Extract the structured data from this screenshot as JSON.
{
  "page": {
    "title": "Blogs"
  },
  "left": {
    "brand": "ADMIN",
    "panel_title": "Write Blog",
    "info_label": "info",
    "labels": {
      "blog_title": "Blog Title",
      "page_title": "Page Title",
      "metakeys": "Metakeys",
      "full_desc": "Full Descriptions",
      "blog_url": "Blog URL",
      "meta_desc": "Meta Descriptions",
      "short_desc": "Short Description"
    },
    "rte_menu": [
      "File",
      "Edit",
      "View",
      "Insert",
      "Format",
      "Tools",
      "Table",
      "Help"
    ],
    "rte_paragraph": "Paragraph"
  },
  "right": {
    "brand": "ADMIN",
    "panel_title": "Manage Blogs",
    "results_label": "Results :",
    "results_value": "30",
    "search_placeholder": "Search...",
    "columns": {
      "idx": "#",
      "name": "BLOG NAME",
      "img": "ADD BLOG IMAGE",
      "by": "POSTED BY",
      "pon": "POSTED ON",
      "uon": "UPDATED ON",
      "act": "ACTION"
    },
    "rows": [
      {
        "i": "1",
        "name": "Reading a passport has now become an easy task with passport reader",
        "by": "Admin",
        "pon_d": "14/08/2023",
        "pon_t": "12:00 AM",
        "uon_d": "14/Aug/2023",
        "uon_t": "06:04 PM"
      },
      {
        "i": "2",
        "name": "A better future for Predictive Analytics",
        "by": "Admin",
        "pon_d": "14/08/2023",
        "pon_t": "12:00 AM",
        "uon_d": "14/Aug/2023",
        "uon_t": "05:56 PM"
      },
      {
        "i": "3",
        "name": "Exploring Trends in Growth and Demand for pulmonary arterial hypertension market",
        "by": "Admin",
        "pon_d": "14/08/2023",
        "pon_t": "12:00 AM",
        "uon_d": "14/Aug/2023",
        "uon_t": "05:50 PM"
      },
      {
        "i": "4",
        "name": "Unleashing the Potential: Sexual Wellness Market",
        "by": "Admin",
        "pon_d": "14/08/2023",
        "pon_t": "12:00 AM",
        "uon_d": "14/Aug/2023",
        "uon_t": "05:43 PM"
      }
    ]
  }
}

----------

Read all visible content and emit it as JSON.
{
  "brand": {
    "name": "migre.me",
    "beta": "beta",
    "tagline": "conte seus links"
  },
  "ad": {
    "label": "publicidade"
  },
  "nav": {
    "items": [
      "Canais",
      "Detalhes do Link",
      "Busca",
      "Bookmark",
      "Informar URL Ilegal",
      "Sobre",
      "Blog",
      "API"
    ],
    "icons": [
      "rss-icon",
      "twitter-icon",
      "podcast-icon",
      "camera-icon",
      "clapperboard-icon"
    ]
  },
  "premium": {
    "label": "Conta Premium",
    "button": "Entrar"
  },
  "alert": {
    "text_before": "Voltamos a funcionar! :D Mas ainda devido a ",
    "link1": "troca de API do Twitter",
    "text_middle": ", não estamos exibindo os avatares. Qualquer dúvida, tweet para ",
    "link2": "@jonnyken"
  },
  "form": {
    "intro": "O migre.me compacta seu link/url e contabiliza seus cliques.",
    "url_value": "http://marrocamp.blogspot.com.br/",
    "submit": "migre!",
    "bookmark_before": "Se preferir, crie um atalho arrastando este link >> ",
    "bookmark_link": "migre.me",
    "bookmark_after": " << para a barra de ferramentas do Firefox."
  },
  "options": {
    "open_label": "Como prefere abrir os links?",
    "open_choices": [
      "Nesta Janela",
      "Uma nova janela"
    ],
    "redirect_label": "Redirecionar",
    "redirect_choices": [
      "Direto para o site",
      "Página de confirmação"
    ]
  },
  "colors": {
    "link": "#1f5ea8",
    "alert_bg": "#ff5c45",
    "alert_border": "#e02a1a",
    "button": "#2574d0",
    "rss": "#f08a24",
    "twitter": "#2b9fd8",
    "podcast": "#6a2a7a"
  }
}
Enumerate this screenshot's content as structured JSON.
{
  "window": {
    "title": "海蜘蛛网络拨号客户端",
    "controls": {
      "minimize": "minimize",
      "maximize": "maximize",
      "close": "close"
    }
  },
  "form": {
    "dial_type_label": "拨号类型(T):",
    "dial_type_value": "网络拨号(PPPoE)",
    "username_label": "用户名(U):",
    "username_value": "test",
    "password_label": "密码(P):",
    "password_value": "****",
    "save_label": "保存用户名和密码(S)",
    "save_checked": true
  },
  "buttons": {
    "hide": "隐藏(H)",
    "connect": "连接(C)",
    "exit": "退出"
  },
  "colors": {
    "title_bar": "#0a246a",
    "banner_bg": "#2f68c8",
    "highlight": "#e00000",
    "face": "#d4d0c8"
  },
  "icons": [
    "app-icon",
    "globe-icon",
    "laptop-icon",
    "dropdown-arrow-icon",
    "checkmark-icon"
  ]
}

----------

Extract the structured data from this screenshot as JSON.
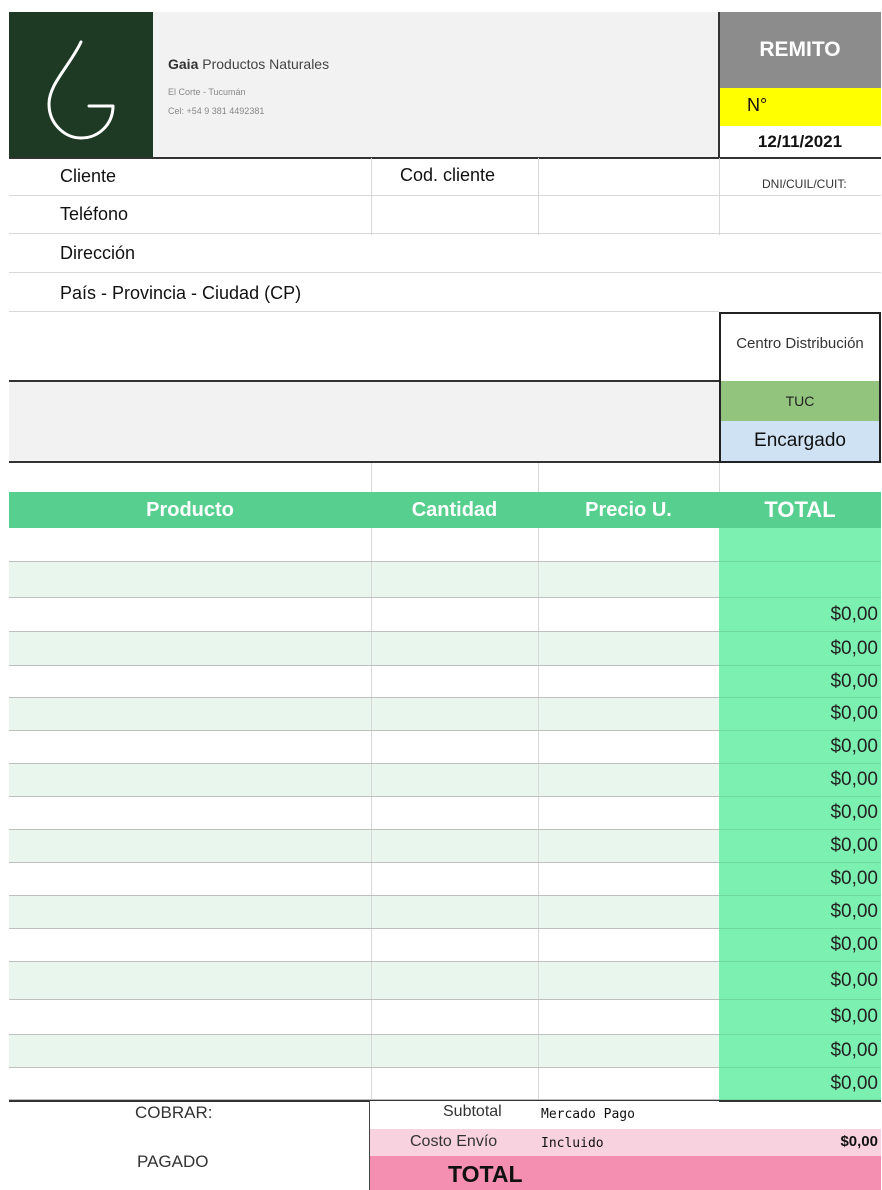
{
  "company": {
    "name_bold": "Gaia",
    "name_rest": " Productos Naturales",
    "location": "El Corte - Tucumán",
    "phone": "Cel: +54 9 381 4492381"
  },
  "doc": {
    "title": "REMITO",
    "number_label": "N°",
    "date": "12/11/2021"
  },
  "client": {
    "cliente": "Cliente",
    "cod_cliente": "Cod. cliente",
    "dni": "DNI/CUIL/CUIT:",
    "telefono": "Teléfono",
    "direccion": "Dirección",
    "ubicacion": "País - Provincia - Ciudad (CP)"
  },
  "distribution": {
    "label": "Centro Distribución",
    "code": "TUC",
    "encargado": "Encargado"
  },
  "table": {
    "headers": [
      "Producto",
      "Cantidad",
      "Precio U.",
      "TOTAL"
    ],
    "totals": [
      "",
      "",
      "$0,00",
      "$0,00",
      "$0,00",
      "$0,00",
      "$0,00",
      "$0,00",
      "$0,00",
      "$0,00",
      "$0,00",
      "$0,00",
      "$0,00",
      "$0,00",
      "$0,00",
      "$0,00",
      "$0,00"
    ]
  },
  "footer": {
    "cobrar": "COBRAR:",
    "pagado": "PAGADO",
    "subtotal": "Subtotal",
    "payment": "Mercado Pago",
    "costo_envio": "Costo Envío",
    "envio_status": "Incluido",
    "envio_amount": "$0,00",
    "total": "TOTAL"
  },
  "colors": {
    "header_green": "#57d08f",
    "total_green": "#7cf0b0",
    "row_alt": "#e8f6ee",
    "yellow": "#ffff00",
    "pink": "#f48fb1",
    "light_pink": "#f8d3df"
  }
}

----------

What the exercise asks: Using the entries above, find all lines with "JSON". Copy them.

Expected answer:
Extract the structured data from this screenshot as JSON.
Read all visible content and emit it as JSON.
Enumerate this screenshot's content as structured JSON.
Extract the structured data from this screenshot as JSON.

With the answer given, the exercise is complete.